→ **What the exercise asks**:
Retype every entry in its entirety, without alteration.

→ **Supplied information**:
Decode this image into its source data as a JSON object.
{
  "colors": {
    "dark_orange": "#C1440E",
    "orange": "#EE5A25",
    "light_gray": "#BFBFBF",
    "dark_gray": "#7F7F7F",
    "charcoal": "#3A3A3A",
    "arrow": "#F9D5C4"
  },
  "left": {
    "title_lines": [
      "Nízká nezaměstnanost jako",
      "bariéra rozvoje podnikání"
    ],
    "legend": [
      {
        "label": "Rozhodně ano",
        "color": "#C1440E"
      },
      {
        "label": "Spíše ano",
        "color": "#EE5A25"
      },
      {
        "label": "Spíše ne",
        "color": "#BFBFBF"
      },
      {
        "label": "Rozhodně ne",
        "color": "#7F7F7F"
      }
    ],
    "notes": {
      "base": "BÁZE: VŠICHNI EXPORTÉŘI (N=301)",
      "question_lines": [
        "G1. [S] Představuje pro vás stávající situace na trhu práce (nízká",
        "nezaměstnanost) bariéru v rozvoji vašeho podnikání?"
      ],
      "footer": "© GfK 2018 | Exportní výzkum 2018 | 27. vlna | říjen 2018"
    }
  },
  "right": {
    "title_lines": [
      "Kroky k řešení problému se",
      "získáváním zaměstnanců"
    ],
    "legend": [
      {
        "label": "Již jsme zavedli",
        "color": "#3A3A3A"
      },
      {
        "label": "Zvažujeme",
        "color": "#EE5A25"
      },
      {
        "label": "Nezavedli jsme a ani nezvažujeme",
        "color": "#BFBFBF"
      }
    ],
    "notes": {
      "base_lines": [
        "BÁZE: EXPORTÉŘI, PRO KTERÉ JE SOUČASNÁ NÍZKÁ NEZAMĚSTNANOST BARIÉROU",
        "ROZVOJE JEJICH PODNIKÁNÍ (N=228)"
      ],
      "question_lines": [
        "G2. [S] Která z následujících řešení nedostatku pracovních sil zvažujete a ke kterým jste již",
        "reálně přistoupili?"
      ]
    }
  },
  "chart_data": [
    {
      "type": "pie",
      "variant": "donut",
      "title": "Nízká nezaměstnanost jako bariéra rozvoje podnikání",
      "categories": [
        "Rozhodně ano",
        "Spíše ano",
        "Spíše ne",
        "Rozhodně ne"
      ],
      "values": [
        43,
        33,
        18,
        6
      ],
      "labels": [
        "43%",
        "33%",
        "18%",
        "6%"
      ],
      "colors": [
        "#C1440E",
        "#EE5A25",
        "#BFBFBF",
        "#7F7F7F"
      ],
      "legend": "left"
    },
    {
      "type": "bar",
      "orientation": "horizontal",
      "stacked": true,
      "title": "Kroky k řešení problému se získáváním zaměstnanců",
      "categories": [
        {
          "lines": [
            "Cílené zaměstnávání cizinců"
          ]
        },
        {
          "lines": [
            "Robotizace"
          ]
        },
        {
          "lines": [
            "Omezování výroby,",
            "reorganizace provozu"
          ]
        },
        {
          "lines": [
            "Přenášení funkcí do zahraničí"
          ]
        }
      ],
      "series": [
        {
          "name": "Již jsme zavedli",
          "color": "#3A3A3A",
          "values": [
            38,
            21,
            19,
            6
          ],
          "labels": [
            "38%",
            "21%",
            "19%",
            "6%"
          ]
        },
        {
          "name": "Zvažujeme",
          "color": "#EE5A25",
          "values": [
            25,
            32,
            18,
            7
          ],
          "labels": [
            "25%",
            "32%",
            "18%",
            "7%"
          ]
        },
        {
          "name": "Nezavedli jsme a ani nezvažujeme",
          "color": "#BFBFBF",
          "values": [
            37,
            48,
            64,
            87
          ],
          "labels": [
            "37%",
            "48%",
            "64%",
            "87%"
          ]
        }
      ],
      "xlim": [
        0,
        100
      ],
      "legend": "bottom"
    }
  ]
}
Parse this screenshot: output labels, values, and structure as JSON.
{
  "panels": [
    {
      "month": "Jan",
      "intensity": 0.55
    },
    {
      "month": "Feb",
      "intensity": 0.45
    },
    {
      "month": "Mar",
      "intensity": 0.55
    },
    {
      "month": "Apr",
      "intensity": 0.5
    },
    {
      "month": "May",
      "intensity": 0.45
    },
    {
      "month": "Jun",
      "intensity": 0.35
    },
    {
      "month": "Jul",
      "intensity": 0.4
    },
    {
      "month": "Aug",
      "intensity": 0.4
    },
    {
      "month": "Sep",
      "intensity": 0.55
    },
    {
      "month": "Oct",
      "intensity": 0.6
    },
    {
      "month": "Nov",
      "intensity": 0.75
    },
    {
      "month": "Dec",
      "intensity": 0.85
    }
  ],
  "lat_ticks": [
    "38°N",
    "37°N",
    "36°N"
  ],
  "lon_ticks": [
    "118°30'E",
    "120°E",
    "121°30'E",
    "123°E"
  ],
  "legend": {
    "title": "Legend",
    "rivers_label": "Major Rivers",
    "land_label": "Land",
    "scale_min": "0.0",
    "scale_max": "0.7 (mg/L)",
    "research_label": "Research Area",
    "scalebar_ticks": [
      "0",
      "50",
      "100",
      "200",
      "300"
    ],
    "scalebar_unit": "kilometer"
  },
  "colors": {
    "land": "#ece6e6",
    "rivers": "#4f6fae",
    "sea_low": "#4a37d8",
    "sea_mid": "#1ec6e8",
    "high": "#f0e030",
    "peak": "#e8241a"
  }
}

→ **Result**:
Decode this image into its source data as a JSON object.
{
  "colors": {
    "dark_orange": "#C1440E",
    "orange": "#EE5A25",
    "light_gray": "#BFBFBF",
    "dark_gray": "#7F7F7F",
    "charcoal": "#3A3A3A",
    "arrow": "#F9D5C4"
  },
  "left": {
    "title_lines": [
      "Nízká nezaměstnanost jako",
      "bariéra rozvoje podnikání"
    ],
    "legend": [
      {
        "label": "Rozhodně ano",
        "color": "#C1440E"
      },
      {
        "label": "Spíše ano",
        "color": "#EE5A25"
      },
      {
        "label": "Spíše ne",
        "color": "#BFBFBF"
      },
      {
        "label": "Rozhodně ne",
        "color": "#7F7F7F"
      }
    ],
    "notes": {
      "base": "BÁZE: VŠICHNI EXPORTÉŘI (N=301)",
      "question_lines": [
        "G1. [S] Představuje pro vás stávající situace na trhu práce (nízká",
        "nezaměstnanost) bariéru v rozvoji vašeho podnikání?"
      ],
      "footer": "© GfK 2018 | Exportní výzkum 2018 | 27. vlna | říjen 2018"
    }
  },
  "right": {
    "title_lines": [
      "Kroky k řešení problému se",
      "získáváním zaměstnanců"
    ],
    "legend": [
      {
        "label": "Již jsme zavedli",
        "color": "#3A3A3A"
      },
      {
        "label": "Zvažujeme",
        "color": "#EE5A25"
      },
      {
        "label": "Nezavedli jsme a ani nezvažujeme",
        "color": "#BFBFBF"
      }
    ],
    "notes": {
      "base_lines": [
        "BÁZE: EXPORTÉŘI, PRO KTERÉ JE SOUČASNÁ NÍZKÁ NEZAMĚSTNANOST BARIÉROU",
        "ROZVOJE JEJICH PODNIKÁNÍ (N=228)"
      ],
      "question_lines": [
        "G2. [S] Která z následujících řešení nedostatku pracovních sil zvažujete a ke kterým jste již",
        "reálně přistoupili?"
      ]
    }
  },
  "chart_data": [
    {
      "type": "pie",
      "variant": "donut",
      "title": "Nízká nezaměstnanost jako bariéra rozvoje podnikání",
      "categories": [
        "Rozhodně ano",
        "Spíše ano",
        "Spíše ne",
        "Rozhodně ne"
      ],
      "values": [
        43,
        33,
        18,
        6
      ],
      "labels": [
        "43%",
        "33%",
        "18%",
        "6%"
      ],
      "colors": [
        "#C1440E",
        "#EE5A25",
        "#BFBFBF",
        "#7F7F7F"
      ],
      "legend": "left"
    },
    {
      "type": "bar",
      "orientation": "horizontal",
      "stacked": true,
      "title": "Kroky k řešení problému se získáváním zaměstnanců",
      "categories": [
        {
          "lines": [
            "Cílené zaměstnávání cizinců"
          ]
        },
        {
          "lines": [
            "Robotizace"
          ]
        },
        {
          "lines": [
            "Omezování výroby,",
            "reorganizace provozu"
          ]
        },
        {
          "lines": [
            "Přenášení funkcí do zahraničí"
          ]
        }
      ],
      "series": [
        {
          "name": "Již jsme zavedli",
          "color": "#3A3A3A",
          "values": [
            38,
            21,
            19,
            6
          ],
          "labels": [
            "38%",
            "21%",
            "19%",
            "6%"
          ]
        },
        {
          "name": "Zvažujeme",
          "color": "#EE5A25",
          "values": [
            25,
            32,
            18,
            7
          ],
          "labels": [
            "25%",
            "32%",
            "18%",
            "7%"
          ]
        },
        {
          "name": "Nezavedli jsme a ani nezvažujeme",
          "color": "#BFBFBF",
          "values": [
            37,
            48,
            64,
            87
          ],
          "labels": [
            "37%",
            "48%",
            "64%",
            "87%"
          ]
        }
      ],
      "xlim": [
        0,
        100
      ],
      "legend": "bottom"
    }
  ]
}
Parse this screenshot: output labels, values, and structure as JSON.
{
  "panels": [
    {
      "month": "Jan",
      "intensity": 0.55
    },
    {
      "month": "Feb",
      "intensity": 0.45
    },
    {
      "month": "Mar",
      "intensity": 0.55
    },
    {
      "month": "Apr",
      "intensity": 0.5
    },
    {
      "month": "May",
      "intensity": 0.45
    },
    {
      "month": "Jun",
      "intensity": 0.35
    },
    {
      "month": "Jul",
      "intensity": 0.4
    },
    {
      "month": "Aug",
      "intensity": 0.4
    },
    {
      "month": "Sep",
      "intensity": 0.55
    },
    {
      "month": "Oct",
      "intensity": 0.6
    },
    {
      "month": "Nov",
      "intensity": 0.75
    },
    {
      "month": "Dec",
      "intensity": 0.85
    }
  ],
  "lat_ticks": [
    "38°N",
    "37°N",
    "36°N"
  ],
  "lon_ticks": [
    "118°30'E",
    "120°E",
    "121°30'E",
    "123°E"
  ],
  "legend": {
    "title": "Legend",
    "rivers_label": "Major Rivers",
    "land_label": "Land",
    "scale_min": "0.0",
    "scale_max": "0.7 (mg/L)",
    "research_label": "Research Area",
    "scalebar_ticks": [
      "0",
      "50",
      "100",
      "200",
      "300"
    ],
    "scalebar_unit": "kilometer"
  },
  "colors": {
    "land": "#ece6e6",
    "rivers": "#4f6fae",
    "sea_low": "#4a37d8",
    "sea_mid": "#1ec6e8",
    "high": "#f0e030",
    "peak": "#e8241a"
  }
}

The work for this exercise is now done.